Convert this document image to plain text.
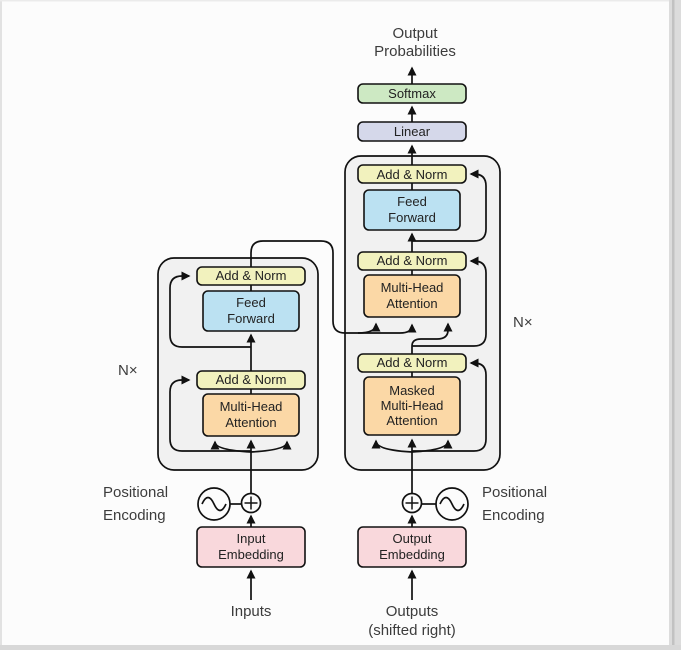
Output
Probabilities
Softmax
Linear
Add & Norm
Feed
Forward
Add & Norm
Multi-Head
Attention
Add & Norm
Masked
Multi-Head
Attention
Add & Norm
Feed
Forward
Add & Norm
Multi-Head
Attention
Input
Embedding
Output
Embedding
N×
N×
Positional
Encoding
Positional
Encoding
Inputs	Outputs
(shifted right)
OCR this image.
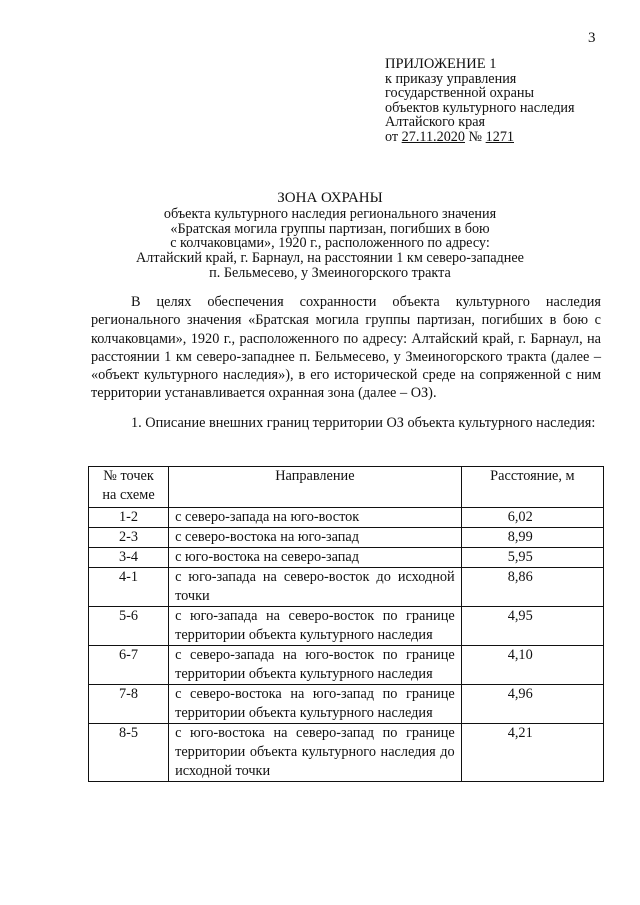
3
ПРИЛОЖЕНИЕ 1
к приказу управления
государственной охраны
объектов культурного наследия
Алтайского края
от 27.11.2020 № 1271
ЗОНА ОХРАНЫ
объекта культурного наследия регионального значения
«Братская могила группы партизан, погибших в бою
с колчаковцами», 1920 г., расположенного по адресу:
Алтайский край, г. Барнаул, на расстоянии 1 км северо-западнее
п. Бельмесево, у Змеиногорского тракта
В целях обеспечения сохранности объекта культурного наследия регионального значения «Братская могила группы партизан, погибших в бою с колчаковцами», 1920 г., расположенного по адресу: Алтайский край, г. Барнаул, на расстоянии 1 км северо-западнее п. Бельмесево, у Змеиногорского тракта (далее – «объект культурного наследия»), в его исторической среде на сопряженной с ним территории устанавливается охранная зона (далее – ОЗ).
1. Описание внешних границ территории ОЗ объекта культурного наследия:
№ точек на схеме	Направление	Расстояние, м
1-2	с северо-запада на юго-восток	6,02
2-3	с северо-востока на юго-запад	8,99
3-4	с юго-востока на северо-запад	5,95
4-1	с юго-запада на северо-восток до исходной точки	8,86
5-6	с юго-запада на северо-восток по границе территории объекта культурного наследия	4,95
6-7	с северо-запада на юго-восток по границе территории объекта культурного наследия	4,10
7-8	с северо-востока на юго-запад по границе территории объекта культурного наследия	4,96
8-5	с юго-востока на северо-запад по границе территории объекта культурного наследия до исходной точки	4,21
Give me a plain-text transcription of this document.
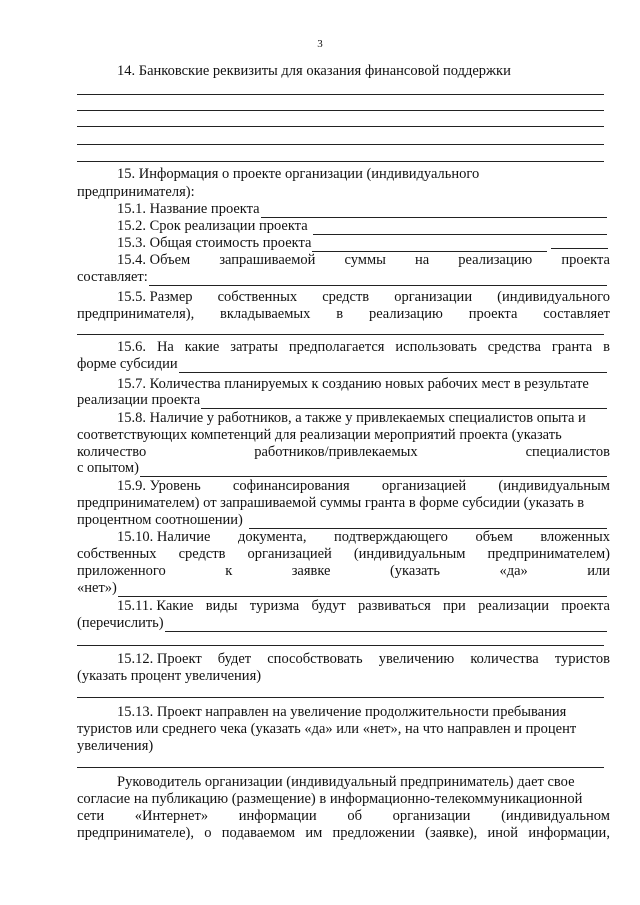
3
14. Банковские реквизиты для оказания финансовой поддержки
15. Информация о проекте организации (индивидуального
предпринимателя):
15.1. Название проекта
15.2. Срок реализации проекта
15.3. Общая стоимость проекта
15.4. Объем запрашиваемой суммы на реализацию проекта
составляет:
15.5. Размер собственных средств организации (индивидуального
предпринимателя), вкладываемых в реализацию проекта составляет
15.6. На какие затраты предполагается использовать средства гранта в
форме субсидии
15.7. Количества планируемых к созданию новых рабочих мест в результате
реализации проекта
15.8. Наличие у работников, а также у привлекаемых специалистов опыта и
соответствующих компетенций для реализации мероприятий проекта (указать
количество	работников/привлекаемых	специалистов
с опытом)
15.9. Уровень софинансирования организацией (индивидуальным
предпринимателем) от запрашиваемой суммы гранта в форме субсидии (указать в
процентном соотношении)
15.10. Наличие документа, подтверждающего объем вложенных
собственных средств организацией (индивидуальным предпринимателем)
приложенного	к	заявке	(указать	«да»	или
«нет»)
15.11. Какие виды туризма будут развиваться при реализации проекта
(перечислить)
15.12. Проект будет способствовать увеличению количества туристов
(указать процент увеличения)
15.13. Проект направлен на увеличение продолжительности пребывания
туристов или среднего чека (указать «да» или «нет», на что направлен и процент
увеличения)
Руководитель организации (индивидуальный предприниматель) дает свое
согласие на публикацию (размещение) в информационно-телекоммуникационной
сети «Интернет» информации об организации (индивидуальном
предпринимателе), о подаваемом им предложении (заявке), иной информации,
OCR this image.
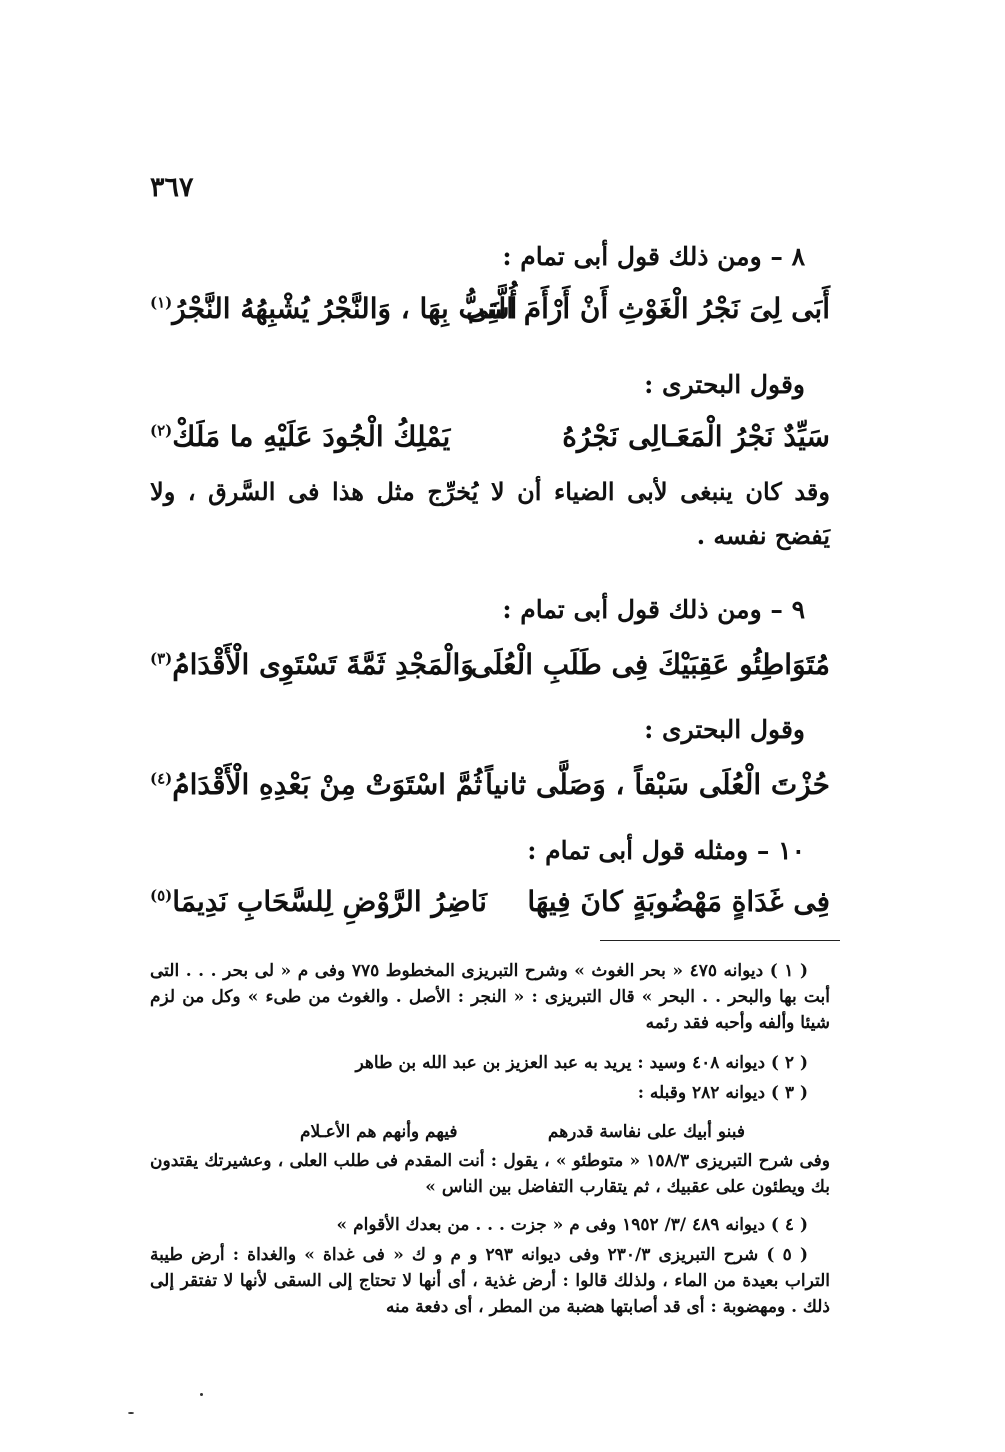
٣٦٧
٨ – ومن ذلك قول أبى تمام :
أَبَى لِىَ نَجْرُ الْغَوْثِ أَنْ أَرْأَمَ الَّتِى
أُسَبُّ بِهَا ، وَالنَّجْرُ يُشْبِهُهُ النَّجْرُ$^{(١)}$
وقول البحترى :
سَيِّدٌ نَجْرُ الْمَعَـالِى نَجْرُهُ
يَمْلِكُ الْجُودَ عَلَيْهِ ما مَلَكْ$^{(٢)}$
وقد كان ينبغى لأبى الضياء أن لا يُخرِّج مثل هذا فى السَّرق ، ولا يَفضح نفسه .
٩ – ومن ذلك قول أبى تمام :
مُتَوَاطِئُو عَقِبَيْكَ فِى طَلَبِ الْعُلَى
وَالْمَجْدِ ثَمَّةَ تَسْتَوِى الْأَقْدَامُ$^{(٣)}$
وقول البحترى :
حُزْتَ الْعُلَى سَبْقاً ، وَصَلَّى ثانياً
ثُمَّ اسْتَوَتْ مِنْ بَعْدِهِ الْأَقْدَامُ$^{(٤)}$
١٠ – ومثله قول أبى تمام :
فِى غَدَاةٍ مَهْضُوبَةٍ كانَ فِيهَا
نَاضِرُ الرَّوْضِ لِلسَّحَابِ نَدِيمَا$^{(٥)}$
( ١ ) ديوانه ٤٧٥ « بحر الغوث » وشرح التبريزى المخطوط ٧٧٥ وفى م « لى بحر . . . التى أبت بها والبحر . . البحر » قال التبريزى : « النجر : الأصل . والغوث من طىء » وكل من لزم شيئا وألفه وأحبه فقد رئمه
( ٢ ) ديوانه ٤٠٨ وسيد : يريد به عبد العزيز بن عبد الله بن طاهر
( ٣ ) ديوانه ٢٨٢ وقبله :
فبنو أبيك على نفاسة قدرهم
فيهم وأنهم هم الأعـلام
وفى شرح التبريزى ١٥٨/٣ « متوطئو » ، يقول : أنت المقدم فى طلب العلى ، وعشيرتك يقتدون بك ويطئون على عقبيك ، ثم يتقارب التفاضل بين الناس »
( ٤ ) ديوانه ٤٨٩ /٣/ ١٩٥٢ وفى م « جزت . . . من بعدك الأقوام »
( ٥ ) شرح التبريزى ٢٣٠/٣ وفى ديوانه ٢٩٣ و م و ك « فى غداة » والغداة : أرض طيبة التراب بعيدة من الماء ، ولذلك قالوا : أرض غذية ، أى أنها لا تحتاج إلى السقى لأنها لا تفتقر إلى ذلك . ومهضوبة : أى قد أصابتها هضبة من المطر ، أى دفعة منه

+--

§ **YOUR OBJECTIVE**:
Without the pictures, restate all of the entries above verbatim.

§ **PROBLEM SOLUTION**:
Convert this document image to plain text.
Output
Probabilities
Softmax
Linear
Add & Norm
Feed
Forward
Add & Norm
Multi-Head
Attention
Add & Norm
Masked
Multi-Head
Attention
Add & Norm
Feed
Forward
Add & Norm
Multi-Head
Attention
Input
Embedding
Output
Embedding
N×
N×
Positional
Encoding
Positional
Encoding
Inputs	Outputs
(shifted right)
OCR this image.
3
ПРИЛОЖЕНИЕ 1
к приказу управления
государственной охраны
объектов культурного наследия
Алтайского края
от 27.11.2020 № 1271
ЗОНА ОХРАНЫ
объекта культурного наследия регионального значения
«Братская могила группы партизан, погибших в бою
с колчаковцами», 1920 г., расположенного по адресу:
Алтайский край, г. Барнаул, на расстоянии 1 км северо-западнее
п. Бельмесево, у Змеиногорского тракта
В целях обеспечения сохранности объекта культурного наследия регионального значения «Братская могила группы партизан, погибших в бою с колчаковцами», 1920 г., расположенного по адресу: Алтайский край, г. Барнаул, на расстоянии 1 км северо-западнее п. Бельмесево, у Змеиногорского тракта (далее – «объект культурного наследия»), в его исторической среде на сопряженной с ним территории устанавливается охранная зона (далее – ОЗ).
1. Описание внешних границ территории ОЗ объекта культурного наследия:
№ точек на схеме	Направление	Расстояние, м
1-2	с северо-запада на юго-восток	6,02
2-3	с северо-востока на юго-запад	8,99
3-4	с юго-востока на северо-запад	5,95
4-1	с юго-запада на северо-восток до исходной точки	8,86
5-6	с юго-запада на северо-восток по границе территории объекта культурного наследия	4,95
6-7	с северо-запада на юго-восток по границе территории объекта культурного наследия	4,10
7-8	с северо-востока на юго-запад по границе территории объекта культурного наследия	4,96
8-5	с юго-востока на северо-запад по границе территории объекта культурного наследия до исходной точки	4,21
Give me a plain-text transcription of this document.
3
14. Банковские реквизиты для оказания финансовой поддержки
15. Информация о проекте организации (индивидуального
предпринимателя):
15.1. Название проекта
15.2. Срок реализации проекта
15.3. Общая стоимость проекта
15.4. Объем запрашиваемой суммы на реализацию проекта
составляет:
15.5. Размер собственных средств организации (индивидуального
предпринимателя), вкладываемых в реализацию проекта составляет
15.6. На какие затраты предполагается использовать средства гранта в
форме субсидии
15.7. Количества планируемых к созданию новых рабочих мест в результате
реализации проекта
15.8. Наличие у работников, а также у привлекаемых специалистов опыта и
соответствующих компетенций для реализации мероприятий проекта (указать
количество	работников/привлекаемых	специалистов
с опытом)
15.9. Уровень софинансирования организацией (индивидуальным
предпринимателем) от запрашиваемой суммы гранта в форме субсидии (указать в
процентном соотношении)
15.10. Наличие документа, подтверждающего объем вложенных
собственных средств организацией (индивидуальным предпринимателем)
приложенного	к	заявке	(указать	«да»	или
«нет»)
15.11. Какие виды туризма будут развиваться при реализации проекта
(перечислить)
15.12. Проект будет способствовать увеличению количества туристов
(указать процент увеличения)
15.13. Проект направлен на увеличение продолжительности пребывания
туристов или среднего чека (указать «да» или «нет», на что направлен и процент
увеличения)
Руководитель организации (индивидуальный предприниматель) дает свое
согласие на публикацию (размещение) в информационно-телекоммуникационной
сети «Интернет» информации об организации (индивидуальном
предпринимателе), о подаваемом им предложении (заявке), иной информации,
OCR this image.
٣٦٧
٨ – ومن ذلك قول أبى تمام :
أَبَى لِىَ نَجْرُ الْغَوْثِ أَنْ أَرْأَمَ الَّتِى
أُسَبُّ بِهَا ، وَالنَّجْرُ يُشْبِهُهُ النَّجْرُ$^{(١)}$
وقول البحترى :
سَيِّدٌ نَجْرُ الْمَعَـالِى نَجْرُهُ
يَمْلِكُ الْجُودَ عَلَيْهِ ما مَلَكْ$^{(٢)}$
وقد كان ينبغى لأبى الضياء أن لا يُخرِّج مثل هذا فى السَّرق ، ولا يَفضح نفسه .
٩ – ومن ذلك قول أبى تمام :
مُتَوَاطِئُو عَقِبَيْكَ فِى طَلَبِ الْعُلَى
وَالْمَجْدِ ثَمَّةَ تَسْتَوِى الْأَقْدَامُ$^{(٣)}$
وقول البحترى :
حُزْتَ الْعُلَى سَبْقاً ، وَصَلَّى ثانياً
ثُمَّ اسْتَوَتْ مِنْ بَعْدِهِ الْأَقْدَامُ$^{(٤)}$
١٠ – ومثله قول أبى تمام :
فِى غَدَاةٍ مَهْضُوبَةٍ كانَ فِيهَا
نَاضِرُ الرَّوْضِ لِلسَّحَابِ نَدِيمَا$^{(٥)}$
( ١ ) ديوانه ٤٧٥ « بحر الغوث » وشرح التبريزى المخطوط ٧٧٥ وفى م « لى بحر . . . التى أبت بها والبحر . . البحر » قال التبريزى : « النجر : الأصل . والغوث من طىء » وكل من لزم شيئا وألفه وأحبه فقد رئمه
( ٢ ) ديوانه ٤٠٨ وسيد : يريد به عبد العزيز بن عبد الله بن طاهر
( ٣ ) ديوانه ٢٨٢ وقبله :
فبنو أبيك على نفاسة قدرهم
فيهم وأنهم هم الأعـلام
وفى شرح التبريزى ١٥٨/٣ « متوطئو » ، يقول : أنت المقدم فى طلب العلى ، وعشيرتك يقتدون بك ويطئون على عقبيك ، ثم يتقارب التفاضل بين الناس »
( ٤ ) ديوانه ٤٨٩ /٣/ ١٩٥٢ وفى م « جزت . . . من بعدك الأقوام »
( ٥ ) شرح التبريزى ٢٣٠/٣ وفى ديوانه ٢٩٣ و م و ك « فى غداة » والغداة : أرض طيبة التراب بعيدة من الماء ، ولذلك قالوا : أرض غذية ، أى أنها لا تحتاج إلى السقى لأنها لا تفتقر إلى ذلك . ومهضوبة : أى قد أصابتها هضبة من المطر ، أى دفعة منه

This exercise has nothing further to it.